*Exercise objective*. Copy out the case heading for Commonwealth v. Carita word for word, in full.

*Passage to read*.
Com. v. Carita

Decision Date04 June 1969
Citation249 N.E.2d 5,356 Mass. 132
PartiesCOMMONWEALTH v. David C. CARITA et al.
CourtUnited States State Supreme Judicial Court of Massachusetts Supreme Court

Robert A. Stanziani, Boston, for defendant Wise.

Thomas C. Troy, Reading, for defendant Fondanova.

Henry E. Quarles, Sr., Boston, for defendant Carita.

Albert L. Hutton, Jr., Boston, for defendant Lynch.

Lawrence L. Cameron, Asst. Dist. Atty., for the Commonwealth.

Before WILKINS, C.J., and SPALDING, WHITTEMORE, CUTTER, KIRK and REARDON, JJ. REARDON, Justice.

*Material provided*.
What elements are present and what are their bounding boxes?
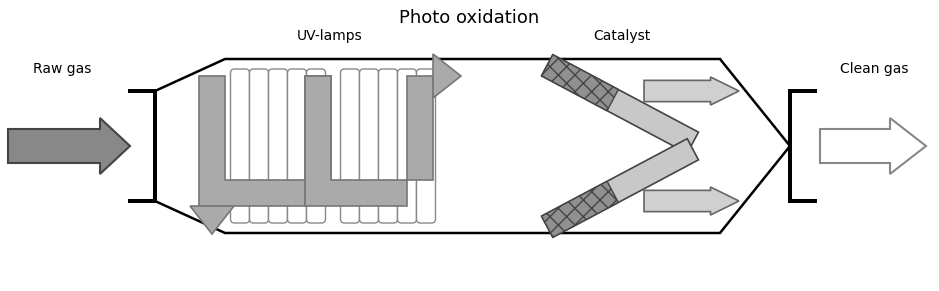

*Response to this exercise*.
Com. v. Carita

Decision Date04 June 1969
Citation249 N.E.2d 5,356 Mass. 132
PartiesCOMMONWEALTH v. David C. CARITA et al.
CourtUnited States State Supreme Judicial Court of Massachusetts Supreme Court

Robert A. Stanziani, Boston, for defendant Wise.

Thomas C. Troy, Reading, for defendant Fondanova.

Henry E. Quarles, Sr., Boston, for defendant Carita.

Albert L. Hutton, Jr., Boston, for defendant Lynch.

Lawrence L. Cameron, Asst. Dist. Atty., for the Commonwealth.

Before WILKINS, C.J., and SPALDING, WHITTEMORE, CUTTER, KIRK and REARDON, JJ. REARDON, Justice.